■ **Work instructions**
Without the pictures, set down every line of the data exactly.

Collected data
= = = = = = =

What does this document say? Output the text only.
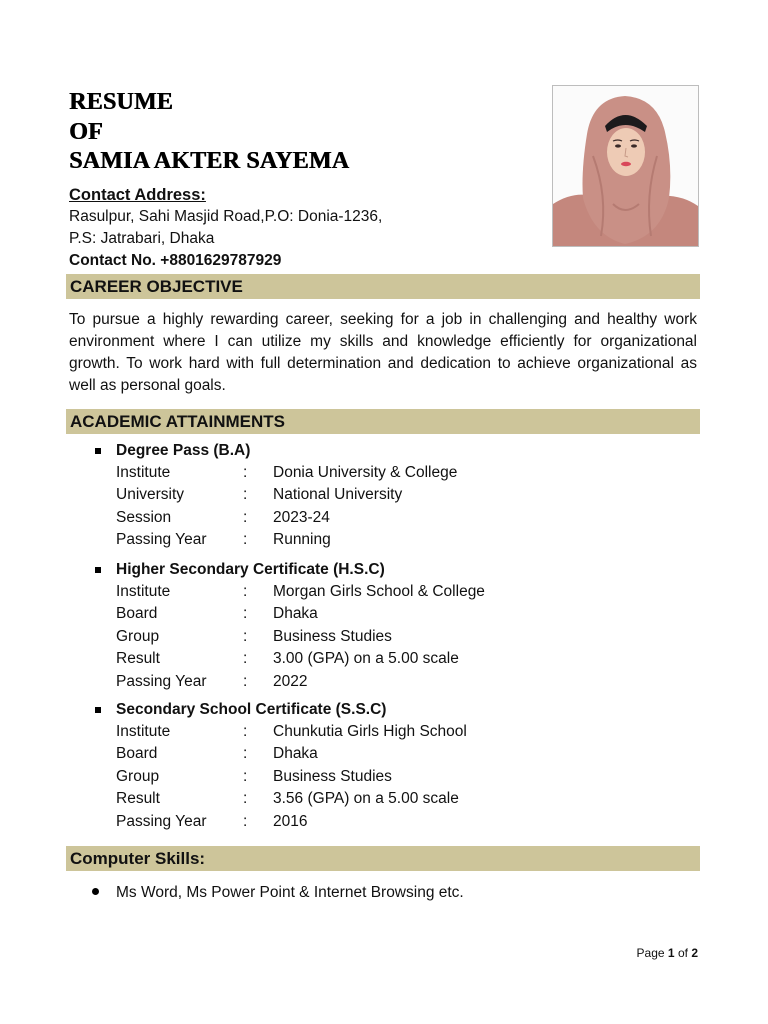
RESUME
OF
SAMIA AKTER SAYEMA
Contact Address:
Rasulpur, Sahi Masjid Road,P.O: Donia-1236,
P.S: Jatrabari, Dhaka
Contact No. +8801629787929
CAREER OBJECTIVE
To pursue a highly rewarding career, seeking for a job in challenging and healthy work environment where I can utilize my skills and knowledge efficiently for organizational growth. To work hard with full determination and dedication to achieve organizational as well as personal goals.
ACADEMIC ATTAINMENTS
Degree Pass (B.A)
Institute	: Donia University & College
University	: National University
Session	: 2023-24
Passing Year : Running
Higher Secondary Certificate (H.S.C)
Institute	: Morgan Girls School & College
Board	: Dhaka
Group	: Business Studies
Result	: 3.00 (GPA) on a 5.00 scale
Passing Year : 2022
Secondary School Certificate (S.S.C)
Institute	: Chunkutia Girls High School
Board	: Dhaka
Group	: Business Studies
Result	: 3.56 (GPA) on a 5.00 scale
Passing Year : 2016
Computer Skills:
Ms Word, Ms Power Point & Internet Browsing etc.
Page 1 of 2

= = = = = = =

■ **Task result**
What does this document say? Output the text only.
RESUME
OF
SAMIA AKTER SAYEMA
Contact Address:
Rasulpur, Sahi Masjid Road,P.O: Donia-1236,
P.S: Jatrabari, Dhaka
Contact No. +8801629787929
CAREER OBJECTIVE
To pursue a highly rewarding career, seeking for a job in challenging and healthy work environment where I can utilize my skills and knowledge efficiently for organizational growth. To work hard with full determination and dedication to achieve organizational as well as personal goals.
ACADEMIC ATTAINMENTS
Degree Pass (B.A)
Institute	: Donia University & College
University	: National University
Session	: 2023-24
Passing Year : Running
Higher Secondary Certificate (H.S.C)
Institute	: Morgan Girls School & College
Board	: Dhaka
Group	: Business Studies
Result	: 3.00 (GPA) on a 5.00 scale
Passing Year : 2022
Secondary School Certificate (S.S.C)
Institute	: Chunkutia Girls High School
Board	: Dhaka
Group	: Business Studies
Result	: 3.56 (GPA) on a 5.00 scale
Passing Year : 2016
Computer Skills:
Ms Word, Ms Power Point & Internet Browsing etc.
Page 1 of 2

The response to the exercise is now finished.